[BEGIN]

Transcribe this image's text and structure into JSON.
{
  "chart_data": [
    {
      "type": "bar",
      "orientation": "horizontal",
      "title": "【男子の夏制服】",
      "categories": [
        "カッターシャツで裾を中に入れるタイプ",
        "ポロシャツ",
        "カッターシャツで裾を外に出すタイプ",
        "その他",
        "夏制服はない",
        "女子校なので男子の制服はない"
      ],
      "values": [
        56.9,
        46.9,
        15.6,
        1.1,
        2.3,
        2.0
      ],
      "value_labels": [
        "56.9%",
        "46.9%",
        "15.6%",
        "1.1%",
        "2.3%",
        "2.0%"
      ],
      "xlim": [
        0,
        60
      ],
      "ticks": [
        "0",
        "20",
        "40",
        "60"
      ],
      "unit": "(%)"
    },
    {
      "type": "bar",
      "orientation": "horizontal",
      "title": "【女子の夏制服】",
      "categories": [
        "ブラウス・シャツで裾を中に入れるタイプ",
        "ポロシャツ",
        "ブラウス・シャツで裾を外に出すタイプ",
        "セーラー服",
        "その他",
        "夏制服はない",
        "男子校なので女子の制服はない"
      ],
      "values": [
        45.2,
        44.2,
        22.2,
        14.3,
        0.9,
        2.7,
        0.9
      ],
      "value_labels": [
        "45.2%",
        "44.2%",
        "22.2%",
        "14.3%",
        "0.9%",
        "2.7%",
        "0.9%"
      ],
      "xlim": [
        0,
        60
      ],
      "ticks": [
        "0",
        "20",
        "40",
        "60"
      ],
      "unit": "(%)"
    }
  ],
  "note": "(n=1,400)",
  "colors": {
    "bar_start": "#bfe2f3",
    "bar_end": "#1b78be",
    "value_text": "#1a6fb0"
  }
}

[END]

### [To be done]
From the first line to the last, please quote the material above exactly.

### [Exercise response]
Transcribe this image's text and structure into JSON.
{
  "chart_data": [
    {
      "type": "bar",
      "orientation": "horizontal",
      "title": "【男子の夏制服】",
      "categories": [
        "カッターシャツで裾を中に入れるタイプ",
        "ポロシャツ",
        "カッターシャツで裾を外に出すタイプ",
        "その他",
        "夏制服はない",
        "女子校なので男子の制服はない"
      ],
      "values": [
        56.9,
        46.9,
        15.6,
        1.1,
        2.3,
        2.0
      ],
      "value_labels": [
        "56.9%",
        "46.9%",
        "15.6%",
        "1.1%",
        "2.3%",
        "2.0%"
      ],
      "xlim": [
        0,
        60
      ],
      "ticks": [
        "0",
        "20",
        "40",
        "60"
      ],
      "unit": "(%)"
    },
    {
      "type": "bar",
      "orientation": "horizontal",
      "title": "【女子の夏制服】",
      "categories": [
        "ブラウス・シャツで裾を中に入れるタイプ",
        "ポロシャツ",
        "ブラウス・シャツで裾を外に出すタイプ",
        "セーラー服",
        "その他",
        "夏制服はない",
        "男子校なので女子の制服はない"
      ],
      "values": [
        45.2,
        44.2,
        22.2,
        14.3,
        0.9,
        2.7,
        0.9
      ],
      "value_labels": [
        "45.2%",
        "44.2%",
        "22.2%",
        "14.3%",
        "0.9%",
        "2.7%",
        "0.9%"
      ],
      "xlim": [
        0,
        60
      ],
      "ticks": [
        "0",
        "20",
        "40",
        "60"
      ],
      "unit": "(%)"
    }
  ],
  "note": "(n=1,400)",
  "colors": {
    "bar_start": "#bfe2f3",
    "bar_end": "#1b78be",
    "value_text": "#1a6fb0"
  }
}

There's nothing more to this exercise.